CONSIGNE 1: Recopiez le passage du jugement qui va de « [2]               Les demandeurs, Norman » jusqu'à « Nord Canada (AINC). » inclus.
CONSIGNE 2: D'après le jugement, pourquoi personne n'a-t-il comparu au nom du ministère des Affaires indiennes ? Répondez en une à trois phrases.
CONSIGNE 3: Dans le jugement, reprenez sous forme de liste courte le paragraphe qui commence par « Les demandeurs, Norman Amahoose et autres », en gardant les faits principaux.

EXTRAIT DU JUGEMENT:
_____
Référence : 2010 CF 919

 

[TRADUCTION FRANÇAISE CERTIFIÉE, NON RÉVISÉE]

Edmonton (Alberta), le 14 septembre 2010

En présence de Monsieur le juge Hughes

 

 

ENTRE :

NORMAN AMAHOOSE, WALLACE MOUNTAIN,

HENRY J. WATCHMAKER, ELAINE WATCHMAKER,

ELMER PAUL, VERNON BADGER, SIDNEY PAUL

et JOSEPH WALTER WATCHMAKER

 

demandeurs

et

 

LE CHEF ET LE CONSEIL DE LA NATION CRIE DE KEHEWIN,

et LE MINISTÈRE DES AFFAIRES INDIENNES

 

défendeurs

 

MOTIFS DU JUGEMENT ET JUGEMENT

 

[1]               Il s’agit d’une demande de mandamus visant à obliger le chef et le conseil de la nation crie de Kehewin à recruter un vérificateur externe afin qu’il procède à la vérification des comptes de la nation pour toutes les années où il n’y en a pas eu, et à les obliger à afficher lesdites vérifications, dans un délai de sept (7) jours après leur achèvement, à un endroit bien en vue de la réserve de la bande, pour examen par les membres de la bande. Pour les motifs qui suivent, je rejette la demande, sans accorder les dépens à aucune des parties.

 

[2]               Les demandeurs, Norman Amahoose et autres, sont membres de la nation crie de Kehewin. Ils ne sont pas le chef de cette nation, ni les membres du conseil de cette nation. Les défendeurs sont le chef et le conseil de la nation crie de Kehewin. À l’origine, le ministère des Affaires indiennes était également désigné comme défendeur, mais les demandeurs se sont désistés de la procédure introduite contre lui. Nul n’a donc comparu ni n’a présenté de conclusions au nom du ministère des Affaires indiennes, parfois appelé Affaires indiennes et du Nord Canada (AINC).
_____
LIGNES BRUTES:
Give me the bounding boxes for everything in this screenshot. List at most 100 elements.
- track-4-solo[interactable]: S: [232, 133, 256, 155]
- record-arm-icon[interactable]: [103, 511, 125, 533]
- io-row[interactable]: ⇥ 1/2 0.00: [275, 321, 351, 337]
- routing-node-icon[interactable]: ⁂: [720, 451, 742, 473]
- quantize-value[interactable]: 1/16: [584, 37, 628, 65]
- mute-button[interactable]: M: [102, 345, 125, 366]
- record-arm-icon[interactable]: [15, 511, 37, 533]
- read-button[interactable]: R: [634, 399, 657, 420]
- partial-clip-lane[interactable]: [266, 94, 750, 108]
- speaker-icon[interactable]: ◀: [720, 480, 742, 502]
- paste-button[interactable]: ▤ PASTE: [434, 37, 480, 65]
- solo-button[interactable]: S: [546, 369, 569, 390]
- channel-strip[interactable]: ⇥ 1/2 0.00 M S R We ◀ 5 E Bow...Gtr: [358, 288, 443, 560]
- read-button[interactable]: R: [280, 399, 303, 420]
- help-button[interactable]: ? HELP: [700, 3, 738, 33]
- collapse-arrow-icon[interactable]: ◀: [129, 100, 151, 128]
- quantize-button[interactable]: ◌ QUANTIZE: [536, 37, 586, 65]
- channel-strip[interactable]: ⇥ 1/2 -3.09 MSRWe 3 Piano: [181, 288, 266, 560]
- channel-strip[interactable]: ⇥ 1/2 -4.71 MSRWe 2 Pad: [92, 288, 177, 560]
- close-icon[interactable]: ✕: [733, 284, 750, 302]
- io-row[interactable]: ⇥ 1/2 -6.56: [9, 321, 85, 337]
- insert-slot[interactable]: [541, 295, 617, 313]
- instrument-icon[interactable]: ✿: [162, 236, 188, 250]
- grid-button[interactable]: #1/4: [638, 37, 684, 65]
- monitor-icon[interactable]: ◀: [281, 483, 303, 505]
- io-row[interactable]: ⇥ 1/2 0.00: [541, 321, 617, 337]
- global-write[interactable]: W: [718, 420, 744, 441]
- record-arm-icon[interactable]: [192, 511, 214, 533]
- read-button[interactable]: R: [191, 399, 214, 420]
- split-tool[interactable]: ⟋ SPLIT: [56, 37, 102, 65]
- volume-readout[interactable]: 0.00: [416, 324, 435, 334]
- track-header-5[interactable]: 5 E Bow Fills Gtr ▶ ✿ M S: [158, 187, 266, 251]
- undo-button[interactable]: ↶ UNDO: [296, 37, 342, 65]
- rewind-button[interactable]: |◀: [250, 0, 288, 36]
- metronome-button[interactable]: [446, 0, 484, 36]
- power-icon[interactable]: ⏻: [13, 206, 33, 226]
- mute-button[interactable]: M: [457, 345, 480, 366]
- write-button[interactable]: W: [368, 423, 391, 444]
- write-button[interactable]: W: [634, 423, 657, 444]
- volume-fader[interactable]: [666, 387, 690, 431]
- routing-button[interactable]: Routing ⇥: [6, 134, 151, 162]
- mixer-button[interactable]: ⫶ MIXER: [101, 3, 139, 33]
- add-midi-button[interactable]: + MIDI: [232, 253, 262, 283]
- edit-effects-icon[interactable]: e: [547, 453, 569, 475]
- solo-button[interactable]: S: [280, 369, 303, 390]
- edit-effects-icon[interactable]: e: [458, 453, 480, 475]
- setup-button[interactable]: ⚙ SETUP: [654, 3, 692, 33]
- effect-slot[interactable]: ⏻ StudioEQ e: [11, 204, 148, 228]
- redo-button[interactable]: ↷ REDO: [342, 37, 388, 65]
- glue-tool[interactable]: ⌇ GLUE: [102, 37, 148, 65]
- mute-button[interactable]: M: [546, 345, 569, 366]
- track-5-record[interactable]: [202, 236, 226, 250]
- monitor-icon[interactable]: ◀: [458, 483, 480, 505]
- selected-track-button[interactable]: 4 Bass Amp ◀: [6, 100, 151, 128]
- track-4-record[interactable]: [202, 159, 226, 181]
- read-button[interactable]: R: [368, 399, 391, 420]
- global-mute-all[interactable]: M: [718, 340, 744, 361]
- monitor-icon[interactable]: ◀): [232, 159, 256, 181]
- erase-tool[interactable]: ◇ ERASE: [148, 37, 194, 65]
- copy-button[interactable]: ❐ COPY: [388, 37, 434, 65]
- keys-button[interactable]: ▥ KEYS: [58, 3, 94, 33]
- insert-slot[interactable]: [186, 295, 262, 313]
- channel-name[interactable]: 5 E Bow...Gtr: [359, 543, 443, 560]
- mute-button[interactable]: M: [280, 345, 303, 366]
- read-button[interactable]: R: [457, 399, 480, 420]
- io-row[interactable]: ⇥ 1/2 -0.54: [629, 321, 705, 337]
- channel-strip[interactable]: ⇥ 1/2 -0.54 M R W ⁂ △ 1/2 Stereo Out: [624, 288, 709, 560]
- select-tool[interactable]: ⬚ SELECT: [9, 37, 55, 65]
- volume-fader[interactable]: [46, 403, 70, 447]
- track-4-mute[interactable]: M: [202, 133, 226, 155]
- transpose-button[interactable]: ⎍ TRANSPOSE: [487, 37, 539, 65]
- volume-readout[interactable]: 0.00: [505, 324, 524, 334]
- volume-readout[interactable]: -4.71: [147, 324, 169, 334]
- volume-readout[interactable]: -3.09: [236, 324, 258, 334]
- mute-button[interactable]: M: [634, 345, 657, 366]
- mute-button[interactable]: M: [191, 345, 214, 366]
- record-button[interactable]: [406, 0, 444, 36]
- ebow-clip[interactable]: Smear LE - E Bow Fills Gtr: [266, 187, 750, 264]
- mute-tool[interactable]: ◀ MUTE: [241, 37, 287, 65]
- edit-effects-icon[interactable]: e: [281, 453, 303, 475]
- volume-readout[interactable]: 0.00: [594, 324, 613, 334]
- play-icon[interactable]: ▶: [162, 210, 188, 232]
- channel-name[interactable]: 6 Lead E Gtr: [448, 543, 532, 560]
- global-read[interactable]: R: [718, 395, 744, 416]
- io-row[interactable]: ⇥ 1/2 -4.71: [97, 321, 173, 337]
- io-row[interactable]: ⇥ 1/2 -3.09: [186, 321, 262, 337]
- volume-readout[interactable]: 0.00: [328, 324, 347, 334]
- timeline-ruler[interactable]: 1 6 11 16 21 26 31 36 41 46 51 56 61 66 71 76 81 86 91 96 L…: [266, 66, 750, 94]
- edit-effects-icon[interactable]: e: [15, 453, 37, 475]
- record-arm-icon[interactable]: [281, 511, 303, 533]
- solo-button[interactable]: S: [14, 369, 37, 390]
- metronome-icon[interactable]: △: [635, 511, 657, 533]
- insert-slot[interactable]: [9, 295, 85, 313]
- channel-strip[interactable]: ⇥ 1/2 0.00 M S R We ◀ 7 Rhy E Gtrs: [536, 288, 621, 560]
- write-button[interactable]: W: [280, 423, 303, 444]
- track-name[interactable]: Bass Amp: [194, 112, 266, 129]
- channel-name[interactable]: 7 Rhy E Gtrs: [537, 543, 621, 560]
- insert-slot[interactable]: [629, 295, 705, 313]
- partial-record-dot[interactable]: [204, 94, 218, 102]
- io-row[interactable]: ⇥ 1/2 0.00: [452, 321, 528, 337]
_____
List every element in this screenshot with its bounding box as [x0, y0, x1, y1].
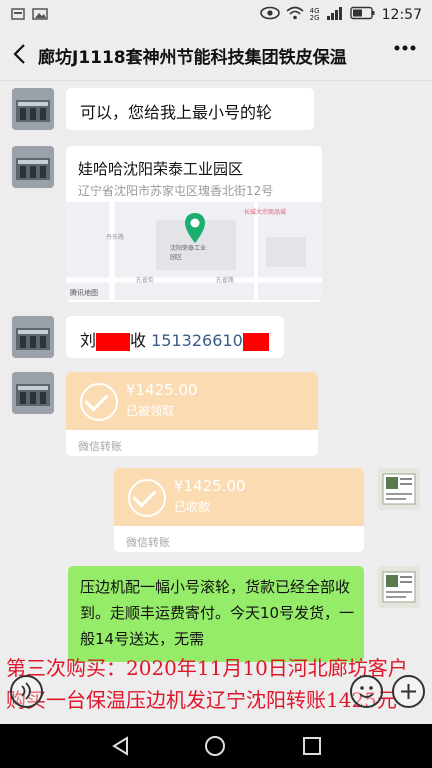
_____
RÉSULTAT 1:
[2]               Les demandeurs, Norman Amahoose et autres, sont membres de la nation crie de Kehewin. Ils ne sont pas le chef de cette nation, ni les membres du conseil de cette nation. Les défendeurs sont le chef et le conseil de la nation crie de Kehewin. À l’origine, le ministère des Affaires indiennes était également désigné comme défendeur, mais les demandeurs se sont désistés de la procédure introduite contre lui. Nul n’a donc comparu ni n’a présenté de conclusions au nom du ministère des Affaires indiennes, parfois appelé Affaires indiennes et du Nord Canada (AINC).

RÉSULTAT 2: Personne n'a comparu ni présenté de conclusions pour le ministère des Affaires indiennes, parce que les demandeurs ont abandonné la procédure lancée contre lui. Au départ, il faisait pourtant partie des défendeurs.

RÉSULTAT 3:
- Les demandeurs, Norman Amahoose et autres, sont membres de la nation crie de Kehewin. Ils n'en sont ni le chef ni des membres du conseil.
- Les défendeurs sont le chef et le conseil de la nation crie de Kehewin.
- Le ministère des Affaires indiennes, aussi appelé Affaires indiennes et du Nord Canada (AINC), était d'abord défendeur, mais les demandeurs se sont désistés de la procédure contre lui.
- Personne n'a donc comparu ni présenté de conclusions en son nom.